DIRECTIONS FOR THIS TASK — Send back all the data below, exactly as given.

* Start INFORMATION SUPPLIED *

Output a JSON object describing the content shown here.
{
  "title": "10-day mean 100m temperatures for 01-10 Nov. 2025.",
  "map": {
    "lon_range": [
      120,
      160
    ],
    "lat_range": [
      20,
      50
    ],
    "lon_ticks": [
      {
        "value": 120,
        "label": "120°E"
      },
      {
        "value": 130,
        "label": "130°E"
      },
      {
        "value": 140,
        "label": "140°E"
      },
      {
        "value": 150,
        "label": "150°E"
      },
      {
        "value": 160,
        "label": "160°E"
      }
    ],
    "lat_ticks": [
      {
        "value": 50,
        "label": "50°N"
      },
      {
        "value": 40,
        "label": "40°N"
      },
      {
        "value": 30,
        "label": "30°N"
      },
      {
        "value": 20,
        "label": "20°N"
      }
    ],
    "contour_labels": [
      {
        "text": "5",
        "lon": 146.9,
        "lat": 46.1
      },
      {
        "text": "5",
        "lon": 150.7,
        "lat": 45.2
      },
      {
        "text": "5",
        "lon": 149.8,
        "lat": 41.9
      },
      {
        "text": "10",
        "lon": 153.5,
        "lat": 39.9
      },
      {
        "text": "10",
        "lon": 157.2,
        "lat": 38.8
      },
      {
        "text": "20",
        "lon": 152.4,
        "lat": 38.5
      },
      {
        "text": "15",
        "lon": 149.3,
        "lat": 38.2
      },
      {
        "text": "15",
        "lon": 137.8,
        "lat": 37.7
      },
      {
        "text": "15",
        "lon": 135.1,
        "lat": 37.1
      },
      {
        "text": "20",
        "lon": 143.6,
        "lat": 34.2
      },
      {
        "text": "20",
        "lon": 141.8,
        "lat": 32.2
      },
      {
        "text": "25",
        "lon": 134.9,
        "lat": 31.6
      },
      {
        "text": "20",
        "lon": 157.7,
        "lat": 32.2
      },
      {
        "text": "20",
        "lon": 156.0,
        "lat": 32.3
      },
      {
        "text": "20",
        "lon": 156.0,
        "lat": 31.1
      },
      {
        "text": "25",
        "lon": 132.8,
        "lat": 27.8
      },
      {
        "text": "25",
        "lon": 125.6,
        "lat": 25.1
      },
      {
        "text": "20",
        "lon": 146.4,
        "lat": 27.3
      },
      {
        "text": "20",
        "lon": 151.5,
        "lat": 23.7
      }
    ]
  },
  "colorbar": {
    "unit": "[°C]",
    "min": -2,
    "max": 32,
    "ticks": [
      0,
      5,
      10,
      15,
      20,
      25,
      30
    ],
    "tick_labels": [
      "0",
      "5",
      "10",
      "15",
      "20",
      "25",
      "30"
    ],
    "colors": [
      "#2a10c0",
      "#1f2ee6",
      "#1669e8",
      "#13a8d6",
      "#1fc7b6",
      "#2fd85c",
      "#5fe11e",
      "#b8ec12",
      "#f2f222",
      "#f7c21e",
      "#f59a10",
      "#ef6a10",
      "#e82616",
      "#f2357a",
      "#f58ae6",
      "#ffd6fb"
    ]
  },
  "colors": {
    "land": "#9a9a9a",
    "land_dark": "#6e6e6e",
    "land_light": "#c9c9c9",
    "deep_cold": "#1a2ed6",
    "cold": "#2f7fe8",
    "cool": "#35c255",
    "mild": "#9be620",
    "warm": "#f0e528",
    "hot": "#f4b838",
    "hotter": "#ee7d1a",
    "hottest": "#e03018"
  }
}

* End INFORMATION SUPPLIED *

EXPECTED ANSWER —
Output a JSON object describing the content shown here.
{
  "title": "10-day mean 100m temperatures for 01-10 Nov. 2025.",
  "map": {
    "lon_range": [
      120,
      160
    ],
    "lat_range": [
      20,
      50
    ],
    "lon_ticks": [
      {
        "value": 120,
        "label": "120°E"
      },
      {
        "value": 130,
        "label": "130°E"
      },
      {
        "value": 140,
        "label": "140°E"
      },
      {
        "value": 150,
        "label": "150°E"
      },
      {
        "value": 160,
        "label": "160°E"
      }
    ],
    "lat_ticks": [
      {
        "value": 50,
        "label": "50°N"
      },
      {
        "value": 40,
        "label": "40°N"
      },
      {
        "value": 30,
        "label": "30°N"
      },
      {
        "value": 20,
        "label": "20°N"
      }
    ],
    "contour_labels": [
      {
        "text": "5",
        "lon": 146.9,
        "lat": 46.1
      },
      {
        "text": "5",
        "lon": 150.7,
        "lat": 45.2
      },
      {
        "text": "5",
        "lon": 149.8,
        "lat": 41.9
      },
      {
        "text": "10",
        "lon": 153.5,
        "lat": 39.9
      },
      {
        "text": "10",
        "lon": 157.2,
        "lat": 38.8
      },
      {
        "text": "20",
        "lon": 152.4,
        "lat": 38.5
      },
      {
        "text": "15",
        "lon": 149.3,
        "lat": 38.2
      },
      {
        "text": "15",
        "lon": 137.8,
        "lat": 37.7
      },
      {
        "text": "15",
        "lon": 135.1,
        "lat": 37.1
      },
      {
        "text": "20",
        "lon": 143.6,
        "lat": 34.2
      },
      {
        "text": "20",
        "lon": 141.8,
        "lat": 32.2
      },
      {
        "text": "25",
        "lon": 134.9,
        "lat": 31.6
      },
      {
        "text": "20",
        "lon": 157.7,
        "lat": 32.2
      },
      {
        "text": "20",
        "lon": 156.0,
        "lat": 32.3
      },
      {
        "text": "20",
        "lon": 156.0,
        "lat": 31.1
      },
      {
        "text": "25",
        "lon": 132.8,
        "lat": 27.8
      },
      {
        "text": "25",
        "lon": 125.6,
        "lat": 25.1
      },
      {
        "text": "20",
        "lon": 146.4,
        "lat": 27.3
      },
      {
        "text": "20",
        "lon": 151.5,
        "lat": 23.7
      }
    ]
  },
  "colorbar": {
    "unit": "[°C]",
    "min": -2,
    "max": 32,
    "ticks": [
      0,
      5,
      10,
      15,
      20,
      25,
      30
    ],
    "tick_labels": [
      "0",
      "5",
      "10",
      "15",
      "20",
      "25",
      "30"
    ],
    "colors": [
      "#2a10c0",
      "#1f2ee6",
      "#1669e8",
      "#13a8d6",
      "#1fc7b6",
      "#2fd85c",
      "#5fe11e",
      "#b8ec12",
      "#f2f222",
      "#f7c21e",
      "#f59a10",
      "#ef6a10",
      "#e82616",
      "#f2357a",
      "#f58ae6",
      "#ffd6fb"
    ]
  },
  "colors": {
    "land": "#9a9a9a",
    "land_dark": "#6e6e6e",
    "land_light": "#c9c9c9",
    "deep_cold": "#1a2ed6",
    "cold": "#2f7fe8",
    "cool": "#35c255",
    "mild": "#9be620",
    "warm": "#f0e528",
    "hot": "#f4b838",
    "hotter": "#ee7d1a",
    "hottest": "#e03018"
  }
}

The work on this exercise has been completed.